:: Problem details ::
Without the pictures, write out all the lines below exactly as they appear.

____

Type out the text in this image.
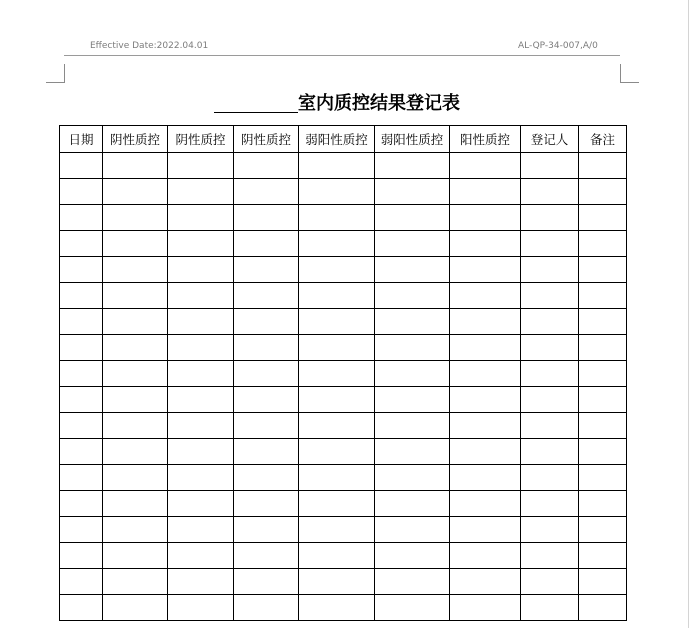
Effective Date:2022.04.01	AL-QP-34-007,A/0
室内质控结果登记表
日期	阴性质控	阴性质控	阴性质控	弱阳性质控	弱阳性质控	阳性质控	登记人	备注
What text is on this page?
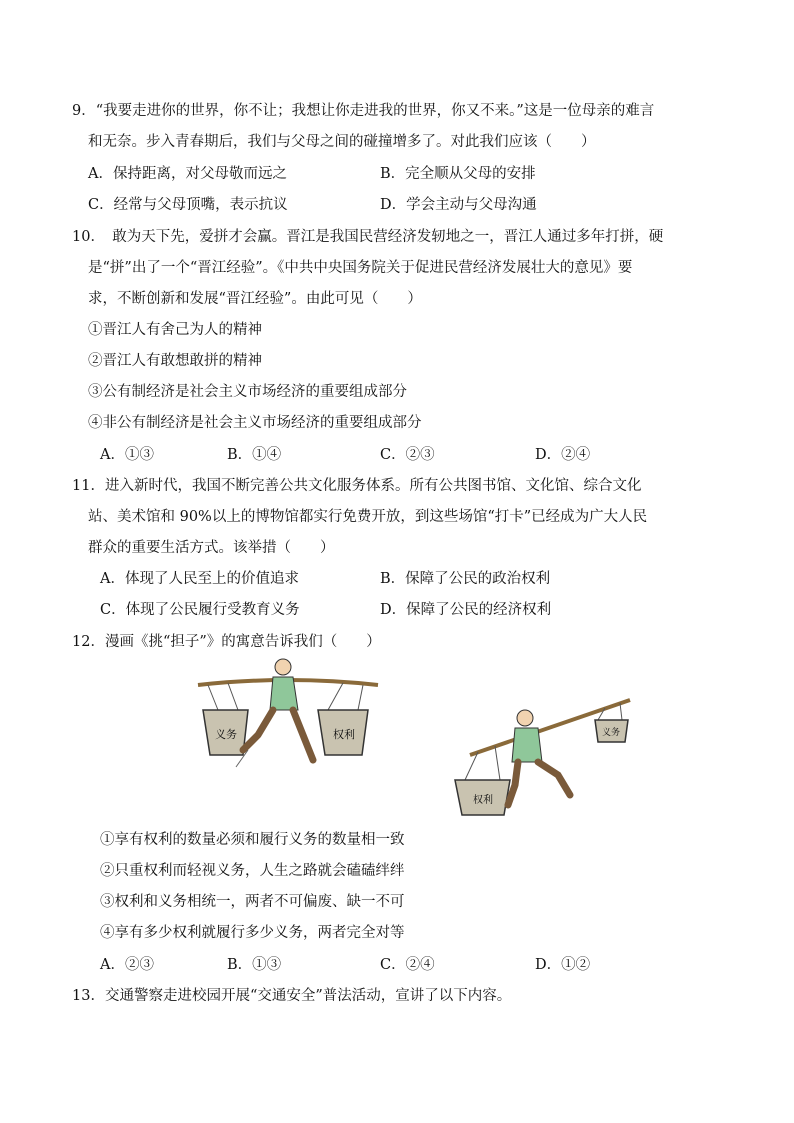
9．“我要走进你的世界，你不让；我想让你走进我的世界，你又不来。”这是一位母亲的难言
和无奈。步入青春期后，我们与父母之间的碰撞增多了。对此我们应该（　　）
A．保持距离，对父母敬而远之	B．完全顺从父母的安排
C．经常与父母顶嘴，表示抗议	D．学会主动与父母沟通
10．　敢为天下先，爱拼才会赢。晋江是我国民营经济发轫地之一，晋江人通过多年打拼，硬
是“拼”出了一个“晋江经验”。《中共中央国务院关于促进民营经济发展壮大的意见》要
求，不断创新和发展“晋江经验”。由此可见（　　）
①晋江人有舍己为人的精神
②晋江人有敢想敢拼的精神
③公有制经济是社会主义市场经济的重要组成部分
④非公有制经济是社会主义市场经济的重要组成部分
A．①③	B．①④	C．②③	D．②④
11．进入新时代，我国不断完善公共文化服务体系。所有公共图书馆、文化馆、综合文化
站、美术馆和 90%以上的博物馆都实行免费开放，到这些场馆“打卡”已经成为广大人民
群众的重要生活方式。该举措（　　）
A．体现了人民至上的价值追求	B．保障了公民的政治权利
C．体现了公民履行受教育义务	D．保障了公民的经济权利
12．漫画《挑“担子”》的寓意告诉我们（　　）
义务	权利
权利
义务
①享有权利的数量必须和履行义务的数量相一致
②只重权利而轻视义务，人生之路就会磕磕绊绊
③权利和义务相统一，两者不可偏废、缺一不可
④享有多少权利就履行多少义务，两者完全对等
A．②③	B．①③	C．②④	D．①②
13．交通警察走进校园开展“交通安全”普法活动，宣讲了以下内容。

____

:: Exercise result ::
Type out the text in this image.
Effective Date:2022.04.01	AL-QP-34-007,A/0
室内质控结果登记表
日期	阴性质控	阴性质控	阴性质控	弱阳性质控	弱阳性质控	阳性质控	登记人	备注
What text is on this page?
9．“我要走进你的世界，你不让；我想让你走进我的世界，你又不来。”这是一位母亲的难言
和无奈。步入青春期后，我们与父母之间的碰撞增多了。对此我们应该（　　）
A．保持距离，对父母敬而远之	B．完全顺从父母的安排
C．经常与父母顶嘴，表示抗议	D．学会主动与父母沟通
10．　敢为天下先，爱拼才会赢。晋江是我国民营经济发轫地之一，晋江人通过多年打拼，硬
是“拼”出了一个“晋江经验”。《中共中央国务院关于促进民营经济发展壮大的意见》要
求，不断创新和发展“晋江经验”。由此可见（　　）
①晋江人有舍己为人的精神
②晋江人有敢想敢拼的精神
③公有制经济是社会主义市场经济的重要组成部分
④非公有制经济是社会主义市场经济的重要组成部分
A．①③	B．①④	C．②③	D．②④
11．进入新时代，我国不断完善公共文化服务体系。所有公共图书馆、文化馆、综合文化
站、美术馆和 90%以上的博物馆都实行免费开放，到这些场馆“打卡”已经成为广大人民
群众的重要生活方式。该举措（　　）
A．体现了人民至上的价值追求	B．保障了公民的政治权利
C．体现了公民履行受教育义务	D．保障了公民的经济权利
12．漫画《挑“担子”》的寓意告诉我们（　　）
义务	权利
权利
义务
①享有权利的数量必须和履行义务的数量相一致
②只重权利而轻视义务，人生之路就会磕磕绊绊
③权利和义务相统一，两者不可偏废、缺一不可
④享有多少权利就履行多少义务，两者完全对等
A．②③	B．①③	C．②④	D．①②
13．交通警察走进校园开展“交通安全”普法活动，宣讲了以下内容。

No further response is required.